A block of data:
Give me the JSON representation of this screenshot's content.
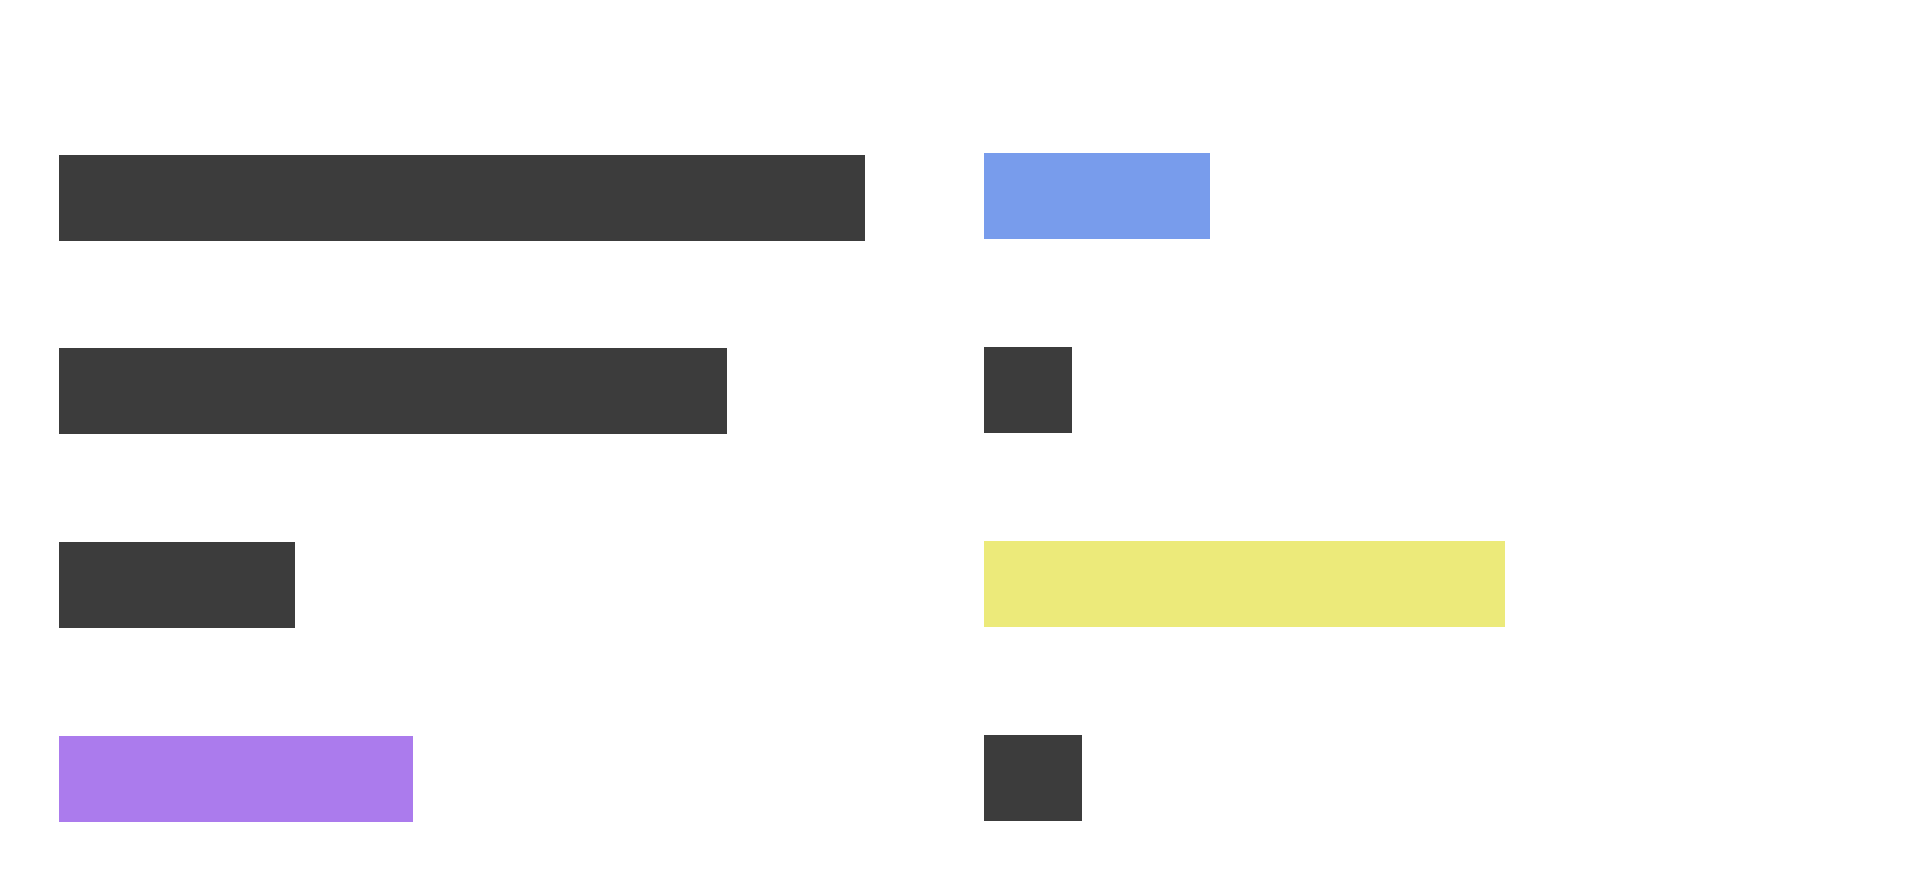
{
  "chart_data": [
    {
      "type": "bar",
      "orientation": "horizontal",
      "series": [
        {
          "values": [
            0.82,
            0.68,
            0.24,
            0.36
          ],
          "colors": [
            "#3c3c3c",
            "#3c3c3c",
            "#3c3c3c",
            "#ab7bed"
          ]
        }
      ]
    },
    {
      "type": "bar",
      "orientation": "horizontal",
      "series": [
        {
          "values": [
            0.23,
            0.09,
            0.53,
            0.1
          ],
          "colors": [
            "#789cec",
            "#3c3c3c",
            "#ecea7a",
            "#3c3c3c"
          ]
        }
      ]
    }
  ]
}
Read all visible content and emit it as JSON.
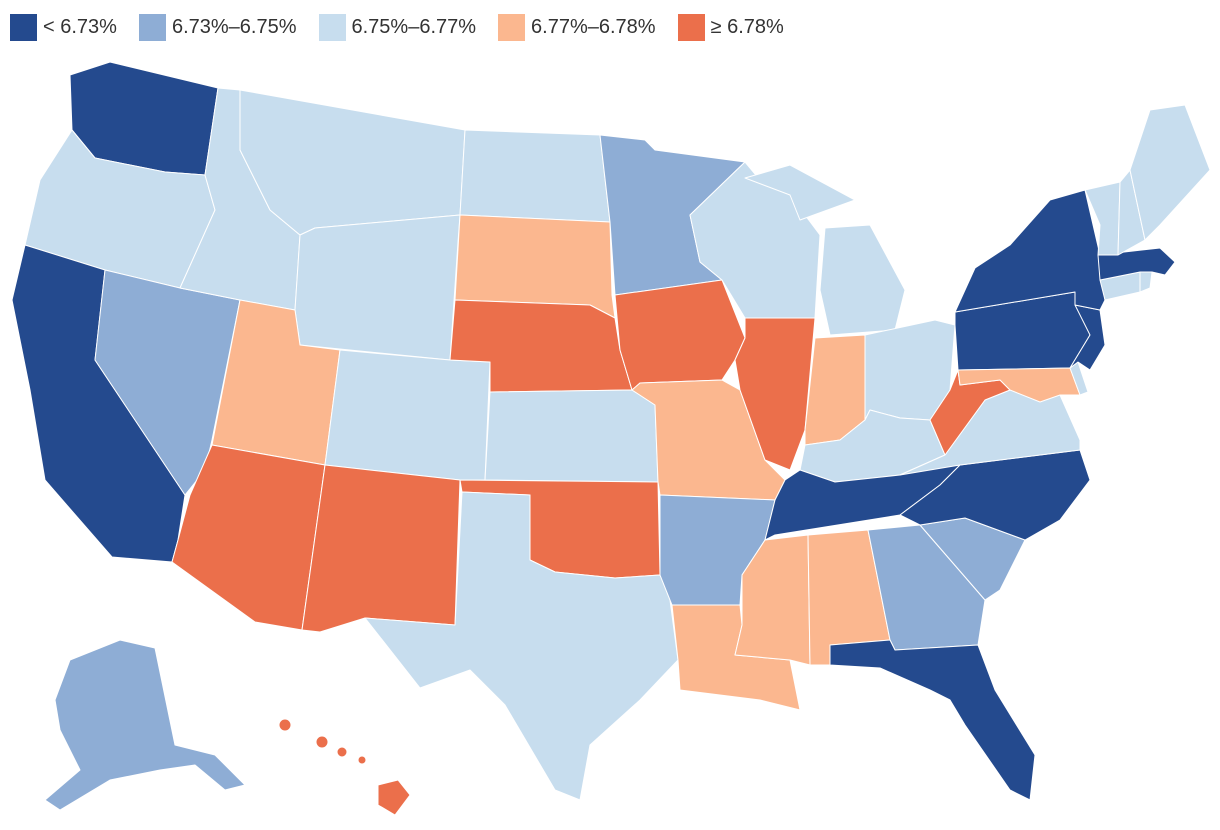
{
  "colors": {
    "lt_6_73": "#244a8e",
    "6_73_6_75": "#8eadd5",
    "6_75_6_77": "#c7ddee",
    "6_77_6_78": "#fbb78f",
    "ge_6_78": "#eb6f4b"
  },
  "legend": {
    "items": [
      {
        "label": "< 6.73%",
        "color": "#244a8e"
      },
      {
        "label": "6.73%–6.75%",
        "color": "#8eadd5"
      },
      {
        "label": "6.75%–6.77%",
        "color": "#c7ddee"
      },
      {
        "label": "6.77%–6.78%",
        "color": "#fbb78f"
      },
      {
        "label": "≥ 6.78%",
        "color": "#eb6f4b"
      }
    ]
  },
  "states": {
    "WA": "lt_6_73",
    "CA": "lt_6_73",
    "NY": "lt_6_73",
    "PA": "lt_6_73",
    "NJ": "lt_6_73",
    "MA": "lt_6_73",
    "NC": "lt_6_73",
    "TN": "lt_6_73",
    "FL": "lt_6_73",
    "NV": "6_73_6_75",
    "MN": "6_73_6_75",
    "AR": "6_73_6_75",
    "GA": "6_73_6_75",
    "SC": "6_73_6_75",
    "AK": "6_73_6_75",
    "OR": "6_75_6_77",
    "ID": "6_75_6_77",
    "MT": "6_75_6_77",
    "WY": "6_75_6_77",
    "ND": "6_75_6_77",
    "CO": "6_75_6_77",
    "KS": "6_75_6_77",
    "TX": "6_75_6_77",
    "WI": "6_75_6_77",
    "MI": "6_75_6_77",
    "OH": "6_75_6_77",
    "KY": "6_75_6_77",
    "VA": "6_75_6_77",
    "ME": "6_75_6_77",
    "VT": "6_75_6_77",
    "NH": "6_75_6_77",
    "CT": "6_75_6_77",
    "RI": "6_75_6_77",
    "DE": "6_75_6_77",
    "UT": "6_77_6_78",
    "SD": "6_77_6_78",
    "MO": "6_77_6_78",
    "IN": "6_77_6_78",
    "MS": "6_77_6_78",
    "AL": "6_77_6_78",
    "LA": "6_77_6_78",
    "MD": "6_77_6_78",
    "AZ": "ge_6_78",
    "NM": "ge_6_78",
    "NE": "ge_6_78",
    "OK": "ge_6_78",
    "IA": "ge_6_78",
    "IL": "ge_6_78",
    "WV": "ge_6_78",
    "HI": "ge_6_78"
  }
}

Task to carry out ▸ Without the pictures, print the whole listing exactly as given.

Answer to the problem ▸
Give me the JSON representation of this screenshot's content.
{
  "chart_data": [
    {
      "type": "bar",
      "orientation": "horizontal",
      "series": [
        {
          "values": [
            0.82,
            0.68,
            0.24,
            0.36
          ],
          "colors": [
            "#3c3c3c",
            "#3c3c3c",
            "#3c3c3c",
            "#ab7bed"
          ]
        }
      ]
    },
    {
      "type": "bar",
      "orientation": "horizontal",
      "series": [
        {
          "values": [
            0.23,
            0.09,
            0.53,
            0.1
          ],
          "colors": [
            "#789cec",
            "#3c3c3c",
            "#ecea7a",
            "#3c3c3c"
          ]
        }
      ]
    }
  ]
}
Read all visible content and emit it as JSON.
{
  "colors": {
    "lt_6_73": "#244a8e",
    "6_73_6_75": "#8eadd5",
    "6_75_6_77": "#c7ddee",
    "6_77_6_78": "#fbb78f",
    "ge_6_78": "#eb6f4b"
  },
  "legend": {
    "items": [
      {
        "label": "< 6.73%",
        "color": "#244a8e"
      },
      {
        "label": "6.73%–6.75%",
        "color": "#8eadd5"
      },
      {
        "label": "6.75%–6.77%",
        "color": "#c7ddee"
      },
      {
        "label": "6.77%–6.78%",
        "color": "#fbb78f"
      },
      {
        "label": "≥ 6.78%",
        "color": "#eb6f4b"
      }
    ]
  },
  "states": {
    "WA": "lt_6_73",
    "CA": "lt_6_73",
    "NY": "lt_6_73",
    "PA": "lt_6_73",
    "NJ": "lt_6_73",
    "MA": "lt_6_73",
    "NC": "lt_6_73",
    "TN": "lt_6_73",
    "FL": "lt_6_73",
    "NV": "6_73_6_75",
    "MN": "6_73_6_75",
    "AR": "6_73_6_75",
    "GA": "6_73_6_75",
    "SC": "6_73_6_75",
    "AK": "6_73_6_75",
    "OR": "6_75_6_77",
    "ID": "6_75_6_77",
    "MT": "6_75_6_77",
    "WY": "6_75_6_77",
    "ND": "6_75_6_77",
    "CO": "6_75_6_77",
    "KS": "6_75_6_77",
    "TX": "6_75_6_77",
    "WI": "6_75_6_77",
    "MI": "6_75_6_77",
    "OH": "6_75_6_77",
    "KY": "6_75_6_77",
    "VA": "6_75_6_77",
    "ME": "6_75_6_77",
    "VT": "6_75_6_77",
    "NH": "6_75_6_77",
    "CT": "6_75_6_77",
    "RI": "6_75_6_77",
    "DE": "6_75_6_77",
    "UT": "6_77_6_78",
    "SD": "6_77_6_78",
    "MO": "6_77_6_78",
    "IN": "6_77_6_78",
    "MS": "6_77_6_78",
    "AL": "6_77_6_78",
    "LA": "6_77_6_78",
    "MD": "6_77_6_78",
    "AZ": "ge_6_78",
    "NM": "ge_6_78",
    "NE": "ge_6_78",
    "OK": "ge_6_78",
    "IA": "ge_6_78",
    "IL": "ge_6_78",
    "WV": "ge_6_78",
    "HI": "ge_6_78"
  }
}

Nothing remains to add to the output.